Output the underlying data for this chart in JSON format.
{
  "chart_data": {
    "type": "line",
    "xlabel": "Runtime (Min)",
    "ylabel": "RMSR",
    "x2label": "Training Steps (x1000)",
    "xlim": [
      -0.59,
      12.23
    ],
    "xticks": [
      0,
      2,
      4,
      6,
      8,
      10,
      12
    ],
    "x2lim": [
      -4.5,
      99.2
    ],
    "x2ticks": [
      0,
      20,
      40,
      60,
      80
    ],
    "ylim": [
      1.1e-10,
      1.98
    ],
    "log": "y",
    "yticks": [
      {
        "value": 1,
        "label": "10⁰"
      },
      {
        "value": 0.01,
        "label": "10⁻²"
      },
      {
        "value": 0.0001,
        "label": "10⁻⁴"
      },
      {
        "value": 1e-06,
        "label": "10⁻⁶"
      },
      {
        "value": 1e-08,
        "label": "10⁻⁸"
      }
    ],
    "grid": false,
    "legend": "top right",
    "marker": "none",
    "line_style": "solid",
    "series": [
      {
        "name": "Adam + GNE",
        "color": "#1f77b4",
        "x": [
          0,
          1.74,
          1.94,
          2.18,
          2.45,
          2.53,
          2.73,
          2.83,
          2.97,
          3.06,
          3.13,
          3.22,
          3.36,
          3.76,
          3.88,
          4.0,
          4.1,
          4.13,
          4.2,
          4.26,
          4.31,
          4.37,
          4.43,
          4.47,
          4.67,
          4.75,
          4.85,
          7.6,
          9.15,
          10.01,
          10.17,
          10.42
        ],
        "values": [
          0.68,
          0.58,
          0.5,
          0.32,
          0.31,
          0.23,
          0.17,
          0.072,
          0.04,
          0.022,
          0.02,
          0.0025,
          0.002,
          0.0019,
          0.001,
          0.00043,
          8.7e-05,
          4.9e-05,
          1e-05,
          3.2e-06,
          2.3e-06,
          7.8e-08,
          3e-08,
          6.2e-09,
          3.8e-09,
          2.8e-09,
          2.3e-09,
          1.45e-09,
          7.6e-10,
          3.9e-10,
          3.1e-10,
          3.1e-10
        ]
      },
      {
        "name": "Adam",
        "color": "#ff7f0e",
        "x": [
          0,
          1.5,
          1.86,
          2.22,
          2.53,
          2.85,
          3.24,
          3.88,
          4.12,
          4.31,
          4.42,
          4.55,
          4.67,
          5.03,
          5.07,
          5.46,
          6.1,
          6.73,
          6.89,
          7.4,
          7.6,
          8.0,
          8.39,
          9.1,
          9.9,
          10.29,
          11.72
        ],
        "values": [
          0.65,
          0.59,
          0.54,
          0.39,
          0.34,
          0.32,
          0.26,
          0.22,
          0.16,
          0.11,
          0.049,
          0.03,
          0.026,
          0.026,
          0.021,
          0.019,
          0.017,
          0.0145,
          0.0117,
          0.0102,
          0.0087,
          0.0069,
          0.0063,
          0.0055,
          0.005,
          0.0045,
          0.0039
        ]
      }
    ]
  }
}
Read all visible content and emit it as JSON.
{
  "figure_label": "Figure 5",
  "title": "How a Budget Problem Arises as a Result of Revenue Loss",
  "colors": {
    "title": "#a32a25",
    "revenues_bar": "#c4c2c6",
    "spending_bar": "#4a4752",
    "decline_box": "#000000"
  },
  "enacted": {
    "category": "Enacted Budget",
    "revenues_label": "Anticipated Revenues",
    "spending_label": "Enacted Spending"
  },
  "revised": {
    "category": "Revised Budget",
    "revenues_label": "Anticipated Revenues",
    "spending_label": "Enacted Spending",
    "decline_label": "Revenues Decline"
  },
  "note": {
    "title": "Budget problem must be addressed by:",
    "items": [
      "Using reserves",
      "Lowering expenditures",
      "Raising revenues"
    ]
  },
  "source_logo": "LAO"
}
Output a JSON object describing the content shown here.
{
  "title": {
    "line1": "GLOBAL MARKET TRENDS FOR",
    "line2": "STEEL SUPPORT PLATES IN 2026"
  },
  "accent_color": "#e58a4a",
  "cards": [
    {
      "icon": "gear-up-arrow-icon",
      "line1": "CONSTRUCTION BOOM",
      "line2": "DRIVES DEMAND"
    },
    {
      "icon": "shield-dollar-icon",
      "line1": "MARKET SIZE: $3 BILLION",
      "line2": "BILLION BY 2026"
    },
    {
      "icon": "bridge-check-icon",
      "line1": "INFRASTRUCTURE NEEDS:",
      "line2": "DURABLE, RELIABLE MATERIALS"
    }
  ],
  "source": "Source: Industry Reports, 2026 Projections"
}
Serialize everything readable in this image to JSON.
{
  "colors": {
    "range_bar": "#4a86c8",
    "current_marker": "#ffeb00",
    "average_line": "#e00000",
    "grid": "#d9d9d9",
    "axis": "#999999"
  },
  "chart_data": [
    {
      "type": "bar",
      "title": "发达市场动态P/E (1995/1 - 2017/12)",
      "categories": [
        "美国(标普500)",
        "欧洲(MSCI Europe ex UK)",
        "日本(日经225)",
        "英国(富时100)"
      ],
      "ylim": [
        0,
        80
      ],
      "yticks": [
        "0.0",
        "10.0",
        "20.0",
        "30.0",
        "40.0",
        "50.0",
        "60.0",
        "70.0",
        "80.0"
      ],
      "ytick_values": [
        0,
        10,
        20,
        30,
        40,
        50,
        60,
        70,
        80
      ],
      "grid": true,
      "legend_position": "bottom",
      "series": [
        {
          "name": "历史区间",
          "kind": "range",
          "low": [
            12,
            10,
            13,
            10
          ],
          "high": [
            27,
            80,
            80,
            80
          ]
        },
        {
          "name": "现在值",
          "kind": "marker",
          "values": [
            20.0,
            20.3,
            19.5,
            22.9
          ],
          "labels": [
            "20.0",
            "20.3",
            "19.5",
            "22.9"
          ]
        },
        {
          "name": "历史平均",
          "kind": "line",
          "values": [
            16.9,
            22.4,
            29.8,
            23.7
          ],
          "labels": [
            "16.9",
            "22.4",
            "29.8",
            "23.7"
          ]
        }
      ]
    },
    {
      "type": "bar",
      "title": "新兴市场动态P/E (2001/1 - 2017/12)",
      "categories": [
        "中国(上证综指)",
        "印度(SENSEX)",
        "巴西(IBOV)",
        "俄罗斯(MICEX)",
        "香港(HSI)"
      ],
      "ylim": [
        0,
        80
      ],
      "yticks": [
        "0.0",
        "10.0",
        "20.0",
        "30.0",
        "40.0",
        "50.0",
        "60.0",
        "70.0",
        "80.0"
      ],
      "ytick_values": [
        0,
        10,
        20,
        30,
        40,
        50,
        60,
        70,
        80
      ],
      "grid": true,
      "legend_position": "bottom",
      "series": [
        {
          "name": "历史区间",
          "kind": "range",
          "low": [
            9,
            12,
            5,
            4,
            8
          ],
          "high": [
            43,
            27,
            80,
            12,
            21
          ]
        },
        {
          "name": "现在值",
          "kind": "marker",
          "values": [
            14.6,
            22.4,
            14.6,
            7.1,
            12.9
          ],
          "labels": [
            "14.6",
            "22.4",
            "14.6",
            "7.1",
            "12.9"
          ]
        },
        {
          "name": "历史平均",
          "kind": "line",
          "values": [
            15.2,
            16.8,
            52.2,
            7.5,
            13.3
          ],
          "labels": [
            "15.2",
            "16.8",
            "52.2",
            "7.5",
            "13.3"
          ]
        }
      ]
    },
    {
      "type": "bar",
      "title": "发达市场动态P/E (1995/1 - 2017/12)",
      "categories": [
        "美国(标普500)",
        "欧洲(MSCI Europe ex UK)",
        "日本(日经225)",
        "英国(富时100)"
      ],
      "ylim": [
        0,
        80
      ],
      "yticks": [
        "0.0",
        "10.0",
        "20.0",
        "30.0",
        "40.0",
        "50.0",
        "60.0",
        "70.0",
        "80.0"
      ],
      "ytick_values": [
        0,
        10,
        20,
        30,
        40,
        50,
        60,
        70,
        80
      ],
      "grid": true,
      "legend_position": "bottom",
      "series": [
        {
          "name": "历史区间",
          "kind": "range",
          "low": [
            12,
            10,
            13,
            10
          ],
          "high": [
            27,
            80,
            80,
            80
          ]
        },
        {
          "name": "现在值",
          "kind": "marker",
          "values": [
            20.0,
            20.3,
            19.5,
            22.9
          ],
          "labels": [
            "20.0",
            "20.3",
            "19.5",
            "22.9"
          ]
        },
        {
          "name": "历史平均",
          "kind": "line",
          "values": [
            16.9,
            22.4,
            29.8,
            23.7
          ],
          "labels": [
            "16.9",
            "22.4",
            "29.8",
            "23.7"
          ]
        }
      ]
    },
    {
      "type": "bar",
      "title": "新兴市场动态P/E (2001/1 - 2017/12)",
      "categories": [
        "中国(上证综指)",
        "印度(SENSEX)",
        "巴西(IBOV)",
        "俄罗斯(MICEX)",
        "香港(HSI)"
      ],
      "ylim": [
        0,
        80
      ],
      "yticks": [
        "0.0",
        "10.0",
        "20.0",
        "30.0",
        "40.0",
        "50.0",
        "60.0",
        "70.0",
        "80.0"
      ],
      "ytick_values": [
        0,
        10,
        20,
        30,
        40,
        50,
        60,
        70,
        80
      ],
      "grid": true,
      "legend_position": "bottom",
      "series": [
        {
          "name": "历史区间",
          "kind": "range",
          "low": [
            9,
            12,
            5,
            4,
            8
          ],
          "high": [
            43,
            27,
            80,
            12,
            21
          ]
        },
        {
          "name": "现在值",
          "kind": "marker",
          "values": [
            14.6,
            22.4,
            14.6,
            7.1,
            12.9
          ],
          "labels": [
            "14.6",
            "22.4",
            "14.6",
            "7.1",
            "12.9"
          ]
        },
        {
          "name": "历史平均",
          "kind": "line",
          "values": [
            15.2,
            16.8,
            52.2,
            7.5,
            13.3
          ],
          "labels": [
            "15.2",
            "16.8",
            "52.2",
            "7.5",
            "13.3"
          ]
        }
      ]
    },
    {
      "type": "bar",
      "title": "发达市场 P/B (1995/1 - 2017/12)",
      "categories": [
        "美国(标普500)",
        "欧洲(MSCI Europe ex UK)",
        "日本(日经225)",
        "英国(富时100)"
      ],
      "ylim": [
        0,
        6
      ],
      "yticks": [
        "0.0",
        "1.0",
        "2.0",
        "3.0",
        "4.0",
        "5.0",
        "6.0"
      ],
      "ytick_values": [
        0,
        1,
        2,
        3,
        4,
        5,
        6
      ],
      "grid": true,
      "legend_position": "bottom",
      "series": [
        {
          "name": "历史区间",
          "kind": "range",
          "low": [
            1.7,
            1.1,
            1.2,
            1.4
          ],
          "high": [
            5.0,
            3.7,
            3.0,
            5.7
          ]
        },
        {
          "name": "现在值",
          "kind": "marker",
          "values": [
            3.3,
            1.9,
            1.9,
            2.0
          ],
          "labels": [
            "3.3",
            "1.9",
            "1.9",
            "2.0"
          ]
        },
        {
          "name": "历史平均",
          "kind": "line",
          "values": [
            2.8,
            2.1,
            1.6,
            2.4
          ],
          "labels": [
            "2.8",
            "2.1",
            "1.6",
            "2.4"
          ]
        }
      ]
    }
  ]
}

• • • • •

- **Written instruction**
Which lines contain "MARKET"? Copy each of them.

- **Written solution**
    "line1": "GLOBAL MARKET TRENDS FOR",
      "line1": "MARKET SIZE: $3 BILLION",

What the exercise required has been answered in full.